> _Dataset records_
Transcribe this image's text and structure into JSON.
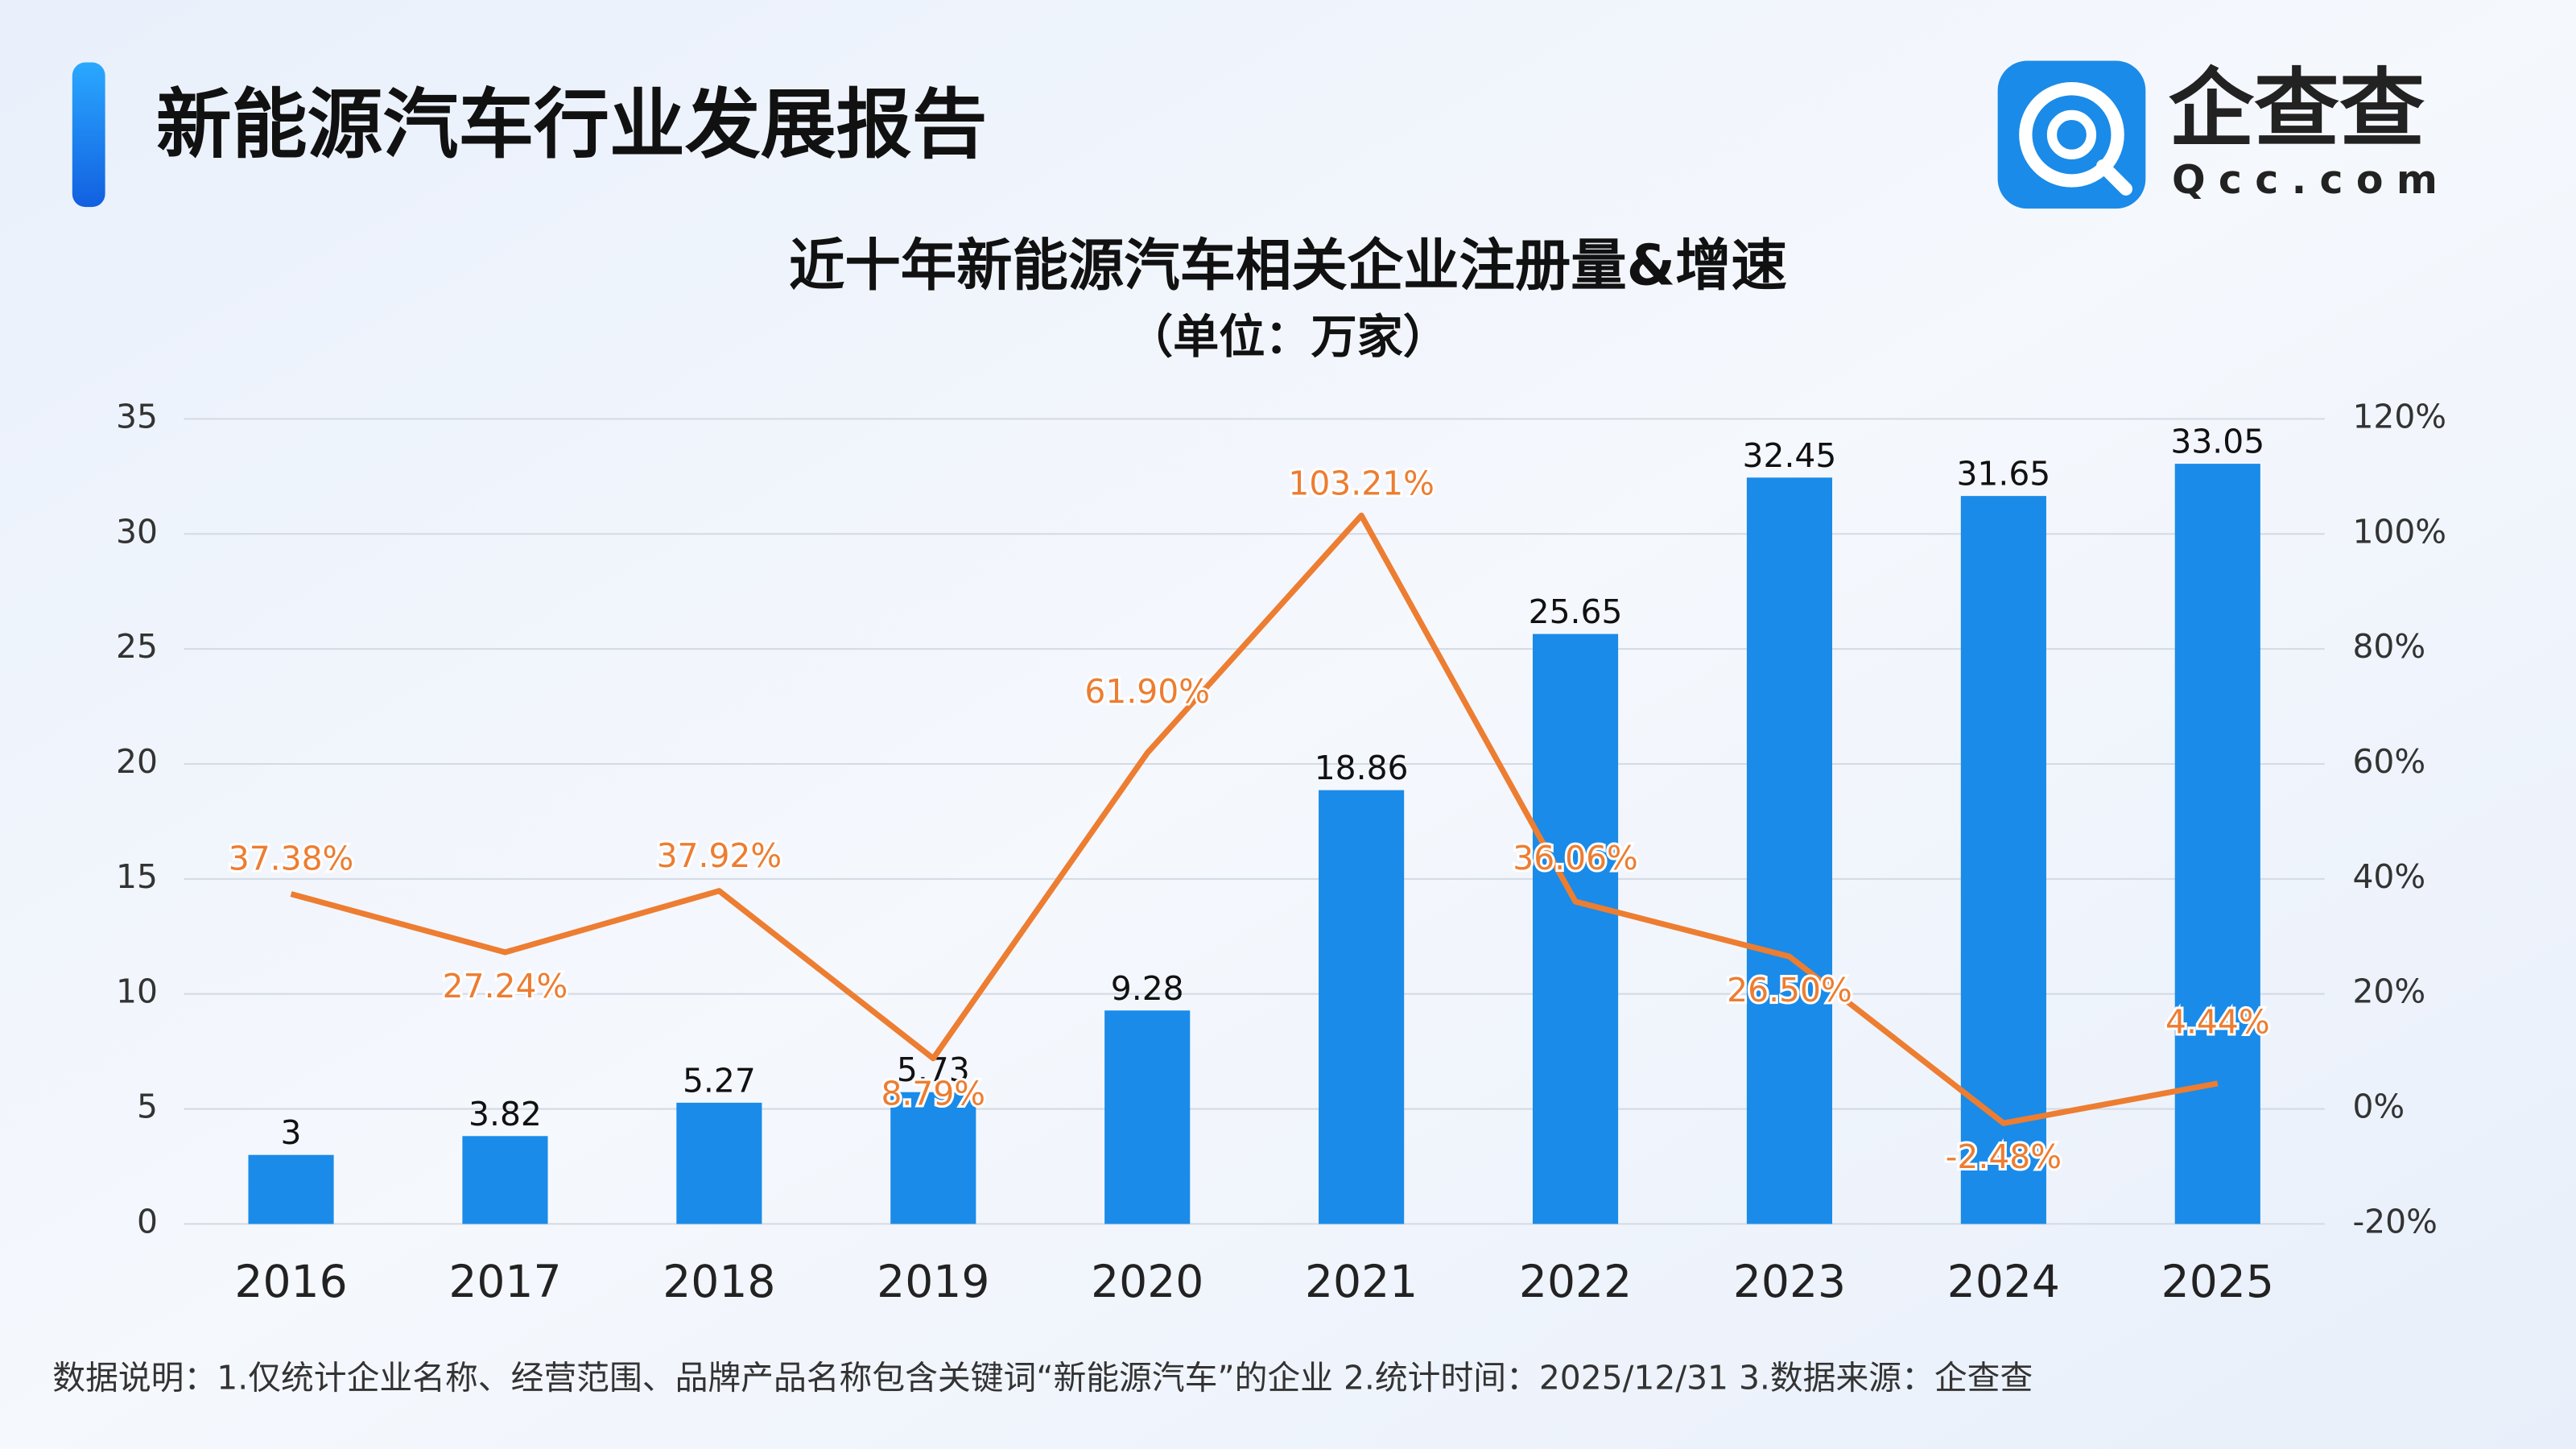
{
  "header": {
    "title": "新能源汽车行业发展报告",
    "logo_text": "企查查",
    "logo_domain": "Qcc.com"
  },
  "chart_data": {
    "type": "bar",
    "title": "近十年新能源汽车相关企业注册量&增速",
    "subtitle": "（单位：万家）",
    "categories": [
      "2016",
      "2017",
      "2018",
      "2019",
      "2020",
      "2021",
      "2022",
      "2023",
      "2024",
      "2025"
    ],
    "series": [
      {
        "type": "bar",
        "color": "#1a8be8",
        "values": [
          3,
          3.82,
          5.27,
          5.73,
          9.28,
          18.86,
          25.65,
          32.45,
          31.65,
          33.05
        ]
      },
      {
        "type": "line",
        "axis": "y2",
        "color": "#ed7d31",
        "values": [
          37.38,
          27.24,
          37.92,
          8.79,
          61.9,
          103.21,
          36.06,
          26.5,
          -2.48,
          4.44
        ],
        "value_labels": [
          "37.38%",
          "27.24%",
          "37.92%",
          "8.79%",
          "61.90%",
          "103.21%",
          "36.06%",
          "26.50%",
          "-2.48%",
          "4.44%"
        ]
      }
    ],
    "ylim": [
      0,
      35
    ],
    "yticks": [
      0,
      5,
      10,
      15,
      20,
      25,
      30,
      35
    ],
    "y2lim": [
      -20,
      120
    ],
    "y2ticks": [
      {
        "value": -20,
        "label": "-20%"
      },
      {
        "value": 0,
        "label": "0%"
      },
      {
        "value": 20,
        "label": "20%"
      },
      {
        "value": 40,
        "label": "40%"
      },
      {
        "value": 60,
        "label": "60%"
      },
      {
        "value": 80,
        "label": "80%"
      },
      {
        "value": 100,
        "label": "100%"
      },
      {
        "value": 120,
        "label": "120%"
      }
    ],
    "grid": true
  },
  "footnote": "数据说明：1.仅统计企业名称、经营范围、品牌产品名称包含关键词“新能源汽车”的企业   2.统计时间：2025/12/31    3.数据来源：企查查"
}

> _Requirement_
Repeat the records above exactly, leaving out any pictures they contain.

> _Solved exercise_
Transcribe this image's text and structure into JSON.
{
  "header": {
    "title": "新能源汽车行业发展报告",
    "logo_text": "企查查",
    "logo_domain": "Qcc.com"
  },
  "chart_data": {
    "type": "bar",
    "title": "近十年新能源汽车相关企业注册量&增速",
    "subtitle": "（单位：万家）",
    "categories": [
      "2016",
      "2017",
      "2018",
      "2019",
      "2020",
      "2021",
      "2022",
      "2023",
      "2024",
      "2025"
    ],
    "series": [
      {
        "type": "bar",
        "color": "#1a8be8",
        "values": [
          3,
          3.82,
          5.27,
          5.73,
          9.28,
          18.86,
          25.65,
          32.45,
          31.65,
          33.05
        ]
      },
      {
        "type": "line",
        "axis": "y2",
        "color": "#ed7d31",
        "values": [
          37.38,
          27.24,
          37.92,
          8.79,
          61.9,
          103.21,
          36.06,
          26.5,
          -2.48,
          4.44
        ],
        "value_labels": [
          "37.38%",
          "27.24%",
          "37.92%",
          "8.79%",
          "61.90%",
          "103.21%",
          "36.06%",
          "26.50%",
          "-2.48%",
          "4.44%"
        ]
      }
    ],
    "ylim": [
      0,
      35
    ],
    "yticks": [
      0,
      5,
      10,
      15,
      20,
      25,
      30,
      35
    ],
    "y2lim": [
      -20,
      120
    ],
    "y2ticks": [
      {
        "value": -20,
        "label": "-20%"
      },
      {
        "value": 0,
        "label": "0%"
      },
      {
        "value": 20,
        "label": "20%"
      },
      {
        "value": 40,
        "label": "40%"
      },
      {
        "value": 60,
        "label": "60%"
      },
      {
        "value": 80,
        "label": "80%"
      },
      {
        "value": 100,
        "label": "100%"
      },
      {
        "value": 120,
        "label": "120%"
      }
    ],
    "grid": true
  },
  "footnote": "数据说明：1.仅统计企业名称、经营范围、品牌产品名称包含关键词“新能源汽车”的企业   2.统计时间：2025/12/31    3.数据来源：企查查"
}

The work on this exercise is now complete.